Start ITEMS

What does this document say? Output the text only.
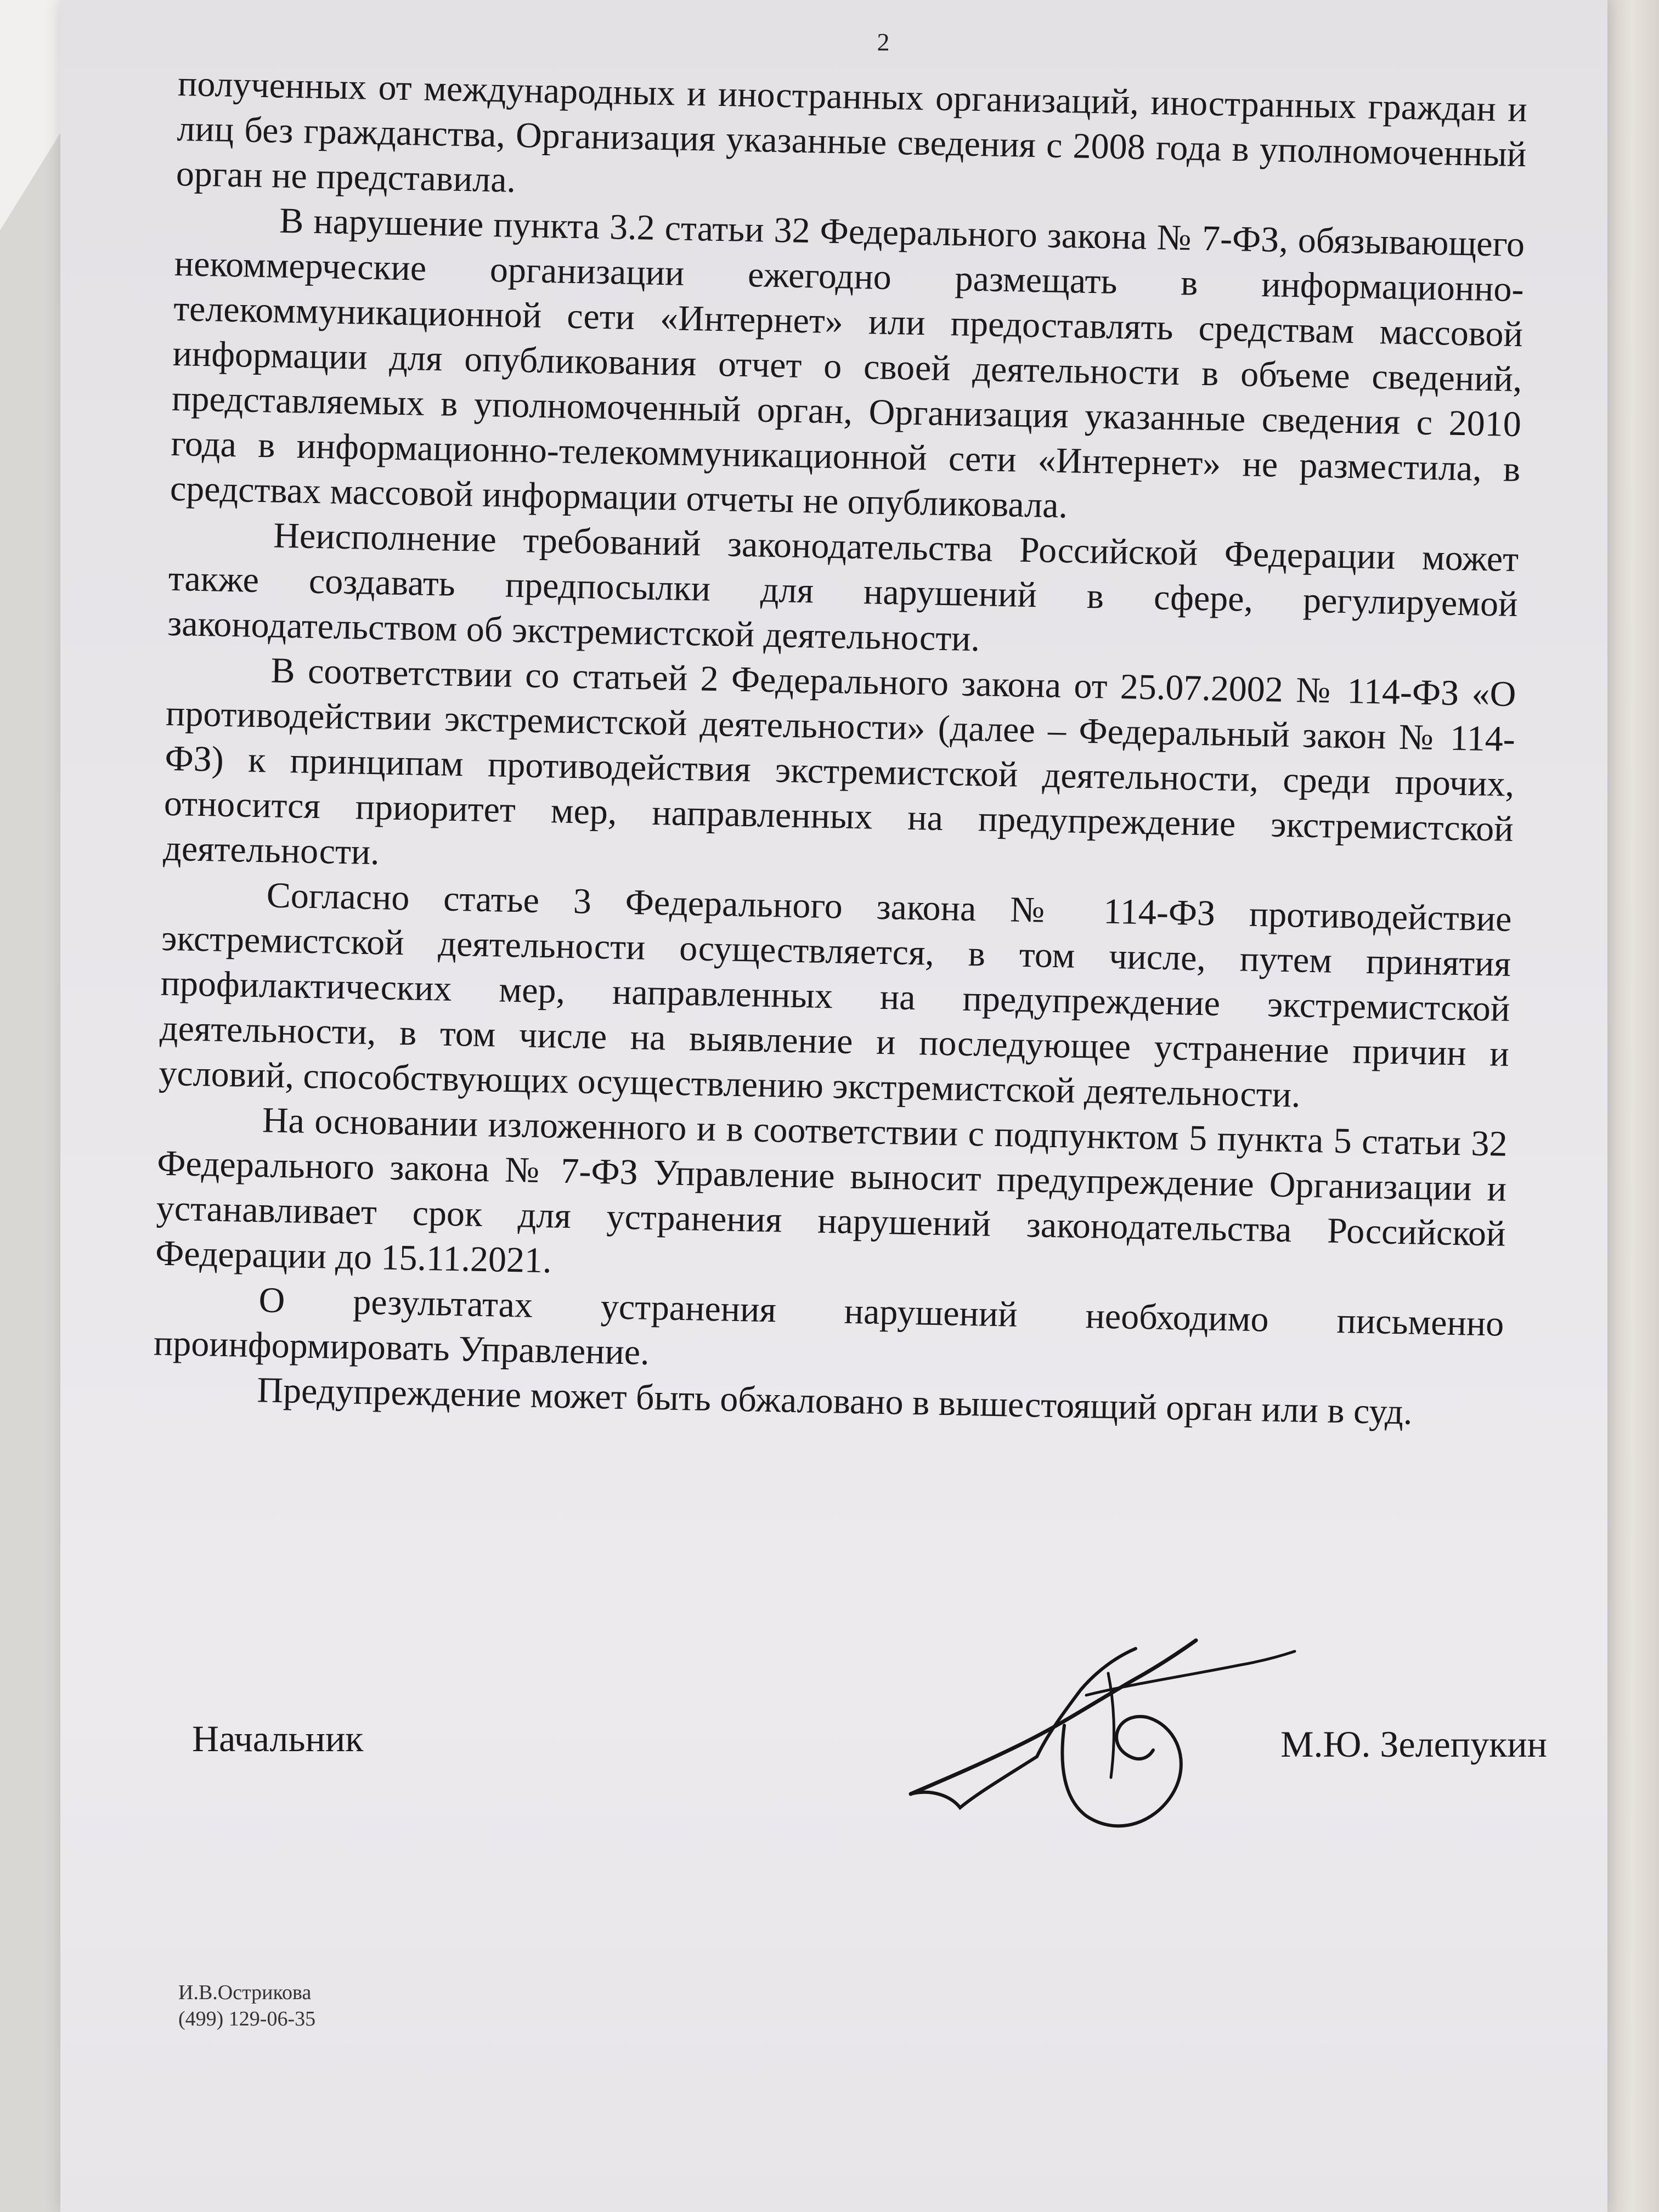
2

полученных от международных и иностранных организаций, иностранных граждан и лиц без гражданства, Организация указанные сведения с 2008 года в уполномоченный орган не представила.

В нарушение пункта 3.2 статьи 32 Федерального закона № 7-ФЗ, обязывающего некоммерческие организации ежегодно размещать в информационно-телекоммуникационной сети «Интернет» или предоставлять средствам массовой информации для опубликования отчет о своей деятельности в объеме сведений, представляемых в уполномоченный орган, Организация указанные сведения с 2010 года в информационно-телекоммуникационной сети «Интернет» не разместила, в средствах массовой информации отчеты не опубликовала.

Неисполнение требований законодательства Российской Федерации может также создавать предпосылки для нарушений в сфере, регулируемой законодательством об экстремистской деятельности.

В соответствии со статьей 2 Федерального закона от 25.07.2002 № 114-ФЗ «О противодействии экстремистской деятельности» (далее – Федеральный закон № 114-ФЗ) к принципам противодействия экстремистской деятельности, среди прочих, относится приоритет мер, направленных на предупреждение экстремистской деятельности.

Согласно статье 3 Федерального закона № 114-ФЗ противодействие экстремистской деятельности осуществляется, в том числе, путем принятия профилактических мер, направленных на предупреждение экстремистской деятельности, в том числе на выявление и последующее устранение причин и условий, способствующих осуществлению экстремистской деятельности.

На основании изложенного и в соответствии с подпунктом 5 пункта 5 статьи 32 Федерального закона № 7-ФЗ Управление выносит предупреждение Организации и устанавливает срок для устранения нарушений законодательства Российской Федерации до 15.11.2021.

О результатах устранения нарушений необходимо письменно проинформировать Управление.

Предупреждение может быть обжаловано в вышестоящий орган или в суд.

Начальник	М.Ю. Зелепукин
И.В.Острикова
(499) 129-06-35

End ITEMS

SHORT EXERCISE – Return to the listing above and set it down exactly, leaving out its pictures.

THE SOLUTION –
What does this document say? Output the text only.
2

полученных от международных и иностранных организаций, иностранных граждан и лиц без гражданства, Организация указанные сведения с 2008 года в уполномоченный орган не представила.

В нарушение пункта 3.2 статьи 32 Федерального закона № 7-ФЗ, обязывающего некоммерческие организации ежегодно размещать в информационно-телекоммуникационной сети «Интернет» или предоставлять средствам массовой информации для опубликования отчет о своей деятельности в объеме сведений, представляемых в уполномоченный орган, Организация указанные сведения с 2010 года в информационно-телекоммуникационной сети «Интернет» не разместила, в средствах массовой информации отчеты не опубликовала.

Неисполнение требований законодательства Российской Федерации может также создавать предпосылки для нарушений в сфере, регулируемой законодательством об экстремистской деятельности.

В соответствии со статьей 2 Федерального закона от 25.07.2002 № 114-ФЗ «О противодействии экстремистской деятельности» (далее – Федеральный закон № 114-ФЗ) к принципам противодействия экстремистской деятельности, среди прочих, относится приоритет мер, направленных на предупреждение экстремистской деятельности.

Согласно статье 3 Федерального закона № 114-ФЗ противодействие экстремистской деятельности осуществляется, в том числе, путем принятия профилактических мер, направленных на предупреждение экстремистской деятельности, в том числе на выявление и последующее устранение причин и условий, способствующих осуществлению экстремистской деятельности.

На основании изложенного и в соответствии с подпунктом 5 пункта 5 статьи 32 Федерального закона № 7-ФЗ Управление выносит предупреждение Организации и устанавливает срок для устранения нарушений законодательства Российской Федерации до 15.11.2021.

О результатах устранения нарушений необходимо письменно проинформировать Управление.

Предупреждение может быть обжаловано в вышестоящий орган или в суд.

Начальник	М.Ю. Зелепукин
И.В.Острикова
(499) 129-06-35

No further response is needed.